# [Your instructions]
In the data below, find every line that has the string "panel", and copy it.
——
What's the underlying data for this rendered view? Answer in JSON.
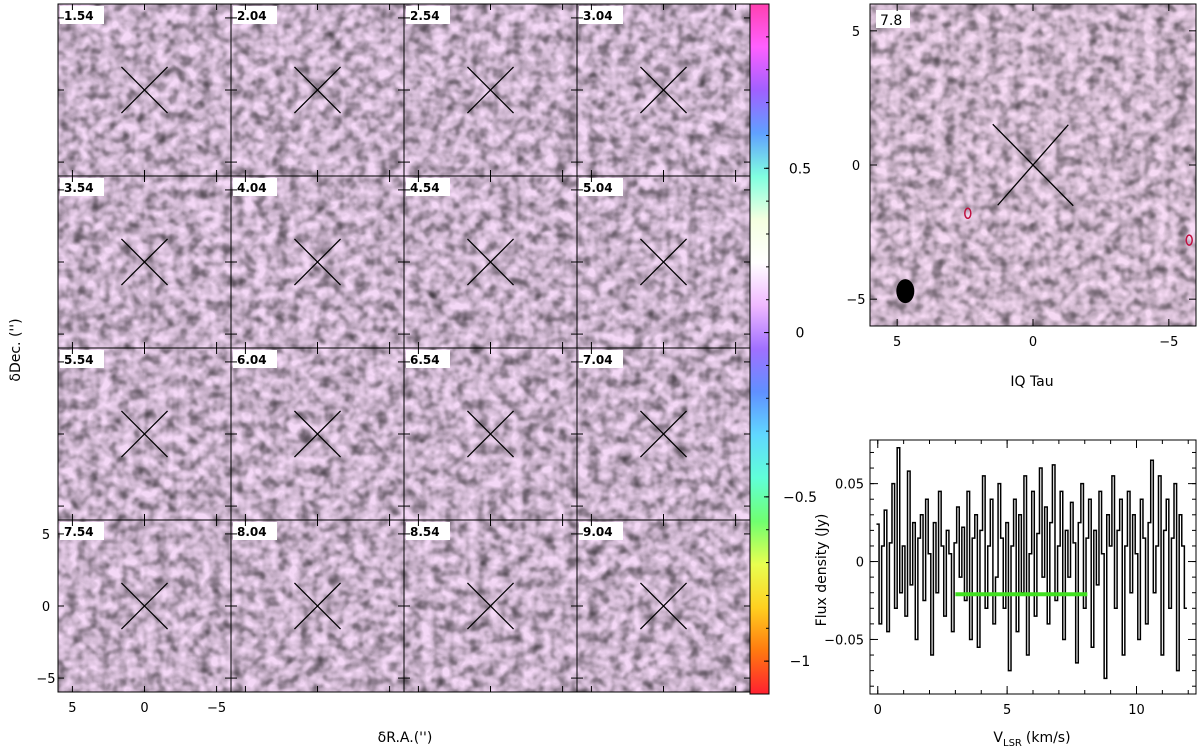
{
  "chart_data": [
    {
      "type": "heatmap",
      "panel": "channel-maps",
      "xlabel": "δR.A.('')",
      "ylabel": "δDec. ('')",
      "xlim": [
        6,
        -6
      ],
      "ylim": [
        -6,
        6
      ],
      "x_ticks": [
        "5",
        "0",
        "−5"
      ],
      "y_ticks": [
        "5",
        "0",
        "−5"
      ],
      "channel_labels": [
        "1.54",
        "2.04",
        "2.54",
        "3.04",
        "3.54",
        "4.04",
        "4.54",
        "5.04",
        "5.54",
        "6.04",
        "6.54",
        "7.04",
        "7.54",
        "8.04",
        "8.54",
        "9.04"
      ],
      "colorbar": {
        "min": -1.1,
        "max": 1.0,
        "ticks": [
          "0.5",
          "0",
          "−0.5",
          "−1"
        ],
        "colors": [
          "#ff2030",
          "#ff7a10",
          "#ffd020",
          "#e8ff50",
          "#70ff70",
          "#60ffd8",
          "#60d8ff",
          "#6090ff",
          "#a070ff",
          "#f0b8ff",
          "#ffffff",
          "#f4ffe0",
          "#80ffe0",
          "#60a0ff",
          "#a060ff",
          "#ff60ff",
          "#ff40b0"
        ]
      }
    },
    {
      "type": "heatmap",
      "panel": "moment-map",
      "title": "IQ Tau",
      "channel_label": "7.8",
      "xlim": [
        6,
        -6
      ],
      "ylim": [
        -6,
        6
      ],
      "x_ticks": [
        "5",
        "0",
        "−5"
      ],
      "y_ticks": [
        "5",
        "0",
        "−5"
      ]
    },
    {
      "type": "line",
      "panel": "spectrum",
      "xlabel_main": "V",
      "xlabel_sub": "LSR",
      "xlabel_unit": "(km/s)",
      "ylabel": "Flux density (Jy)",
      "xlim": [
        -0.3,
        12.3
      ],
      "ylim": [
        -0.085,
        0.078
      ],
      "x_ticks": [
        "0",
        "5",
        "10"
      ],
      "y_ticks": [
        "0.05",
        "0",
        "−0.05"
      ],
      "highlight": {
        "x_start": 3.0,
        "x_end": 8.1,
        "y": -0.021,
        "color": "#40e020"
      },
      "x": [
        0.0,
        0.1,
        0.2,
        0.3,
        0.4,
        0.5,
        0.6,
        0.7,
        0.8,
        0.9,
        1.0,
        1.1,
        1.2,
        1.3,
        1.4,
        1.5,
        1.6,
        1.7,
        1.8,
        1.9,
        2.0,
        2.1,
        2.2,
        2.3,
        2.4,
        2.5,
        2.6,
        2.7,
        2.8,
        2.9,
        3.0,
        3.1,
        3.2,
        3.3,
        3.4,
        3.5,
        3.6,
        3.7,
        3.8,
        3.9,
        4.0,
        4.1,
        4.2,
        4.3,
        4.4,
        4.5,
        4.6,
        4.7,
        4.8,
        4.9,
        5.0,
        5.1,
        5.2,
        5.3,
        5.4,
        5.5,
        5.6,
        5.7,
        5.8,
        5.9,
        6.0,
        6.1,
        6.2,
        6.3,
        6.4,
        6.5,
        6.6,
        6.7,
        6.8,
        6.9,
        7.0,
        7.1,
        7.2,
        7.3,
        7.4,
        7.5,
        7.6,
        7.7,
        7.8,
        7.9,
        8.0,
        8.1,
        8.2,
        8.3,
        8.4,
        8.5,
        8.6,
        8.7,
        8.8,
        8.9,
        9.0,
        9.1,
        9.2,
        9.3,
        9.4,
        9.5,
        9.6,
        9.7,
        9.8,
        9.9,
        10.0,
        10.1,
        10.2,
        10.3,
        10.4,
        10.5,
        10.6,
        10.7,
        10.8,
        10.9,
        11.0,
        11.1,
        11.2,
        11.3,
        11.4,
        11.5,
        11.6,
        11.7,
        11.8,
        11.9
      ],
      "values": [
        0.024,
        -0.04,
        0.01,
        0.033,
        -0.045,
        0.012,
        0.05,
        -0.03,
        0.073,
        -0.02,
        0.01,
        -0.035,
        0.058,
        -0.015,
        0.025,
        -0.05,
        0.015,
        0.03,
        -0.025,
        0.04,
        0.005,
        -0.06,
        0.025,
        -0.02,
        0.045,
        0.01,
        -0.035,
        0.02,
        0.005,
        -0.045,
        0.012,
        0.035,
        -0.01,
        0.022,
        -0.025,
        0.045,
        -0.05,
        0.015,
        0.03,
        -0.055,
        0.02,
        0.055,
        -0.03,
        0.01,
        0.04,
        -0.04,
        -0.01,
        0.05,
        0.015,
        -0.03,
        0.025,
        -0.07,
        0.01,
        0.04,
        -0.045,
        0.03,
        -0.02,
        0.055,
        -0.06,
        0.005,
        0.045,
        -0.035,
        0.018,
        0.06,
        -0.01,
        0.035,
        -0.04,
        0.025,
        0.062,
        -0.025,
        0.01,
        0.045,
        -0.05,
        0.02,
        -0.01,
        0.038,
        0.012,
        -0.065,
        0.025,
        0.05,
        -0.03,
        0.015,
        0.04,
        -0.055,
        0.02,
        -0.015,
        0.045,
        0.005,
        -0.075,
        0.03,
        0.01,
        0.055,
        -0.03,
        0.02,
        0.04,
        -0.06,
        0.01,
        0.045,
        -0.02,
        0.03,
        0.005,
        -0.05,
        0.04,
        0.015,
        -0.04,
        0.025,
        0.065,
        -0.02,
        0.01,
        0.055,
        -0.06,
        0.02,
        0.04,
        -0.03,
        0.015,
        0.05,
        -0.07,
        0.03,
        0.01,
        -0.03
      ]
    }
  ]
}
——
# [Solution for this problem]
      "panel": "channel-maps",
      "panel": "moment-map",
      "panel": "spectrum",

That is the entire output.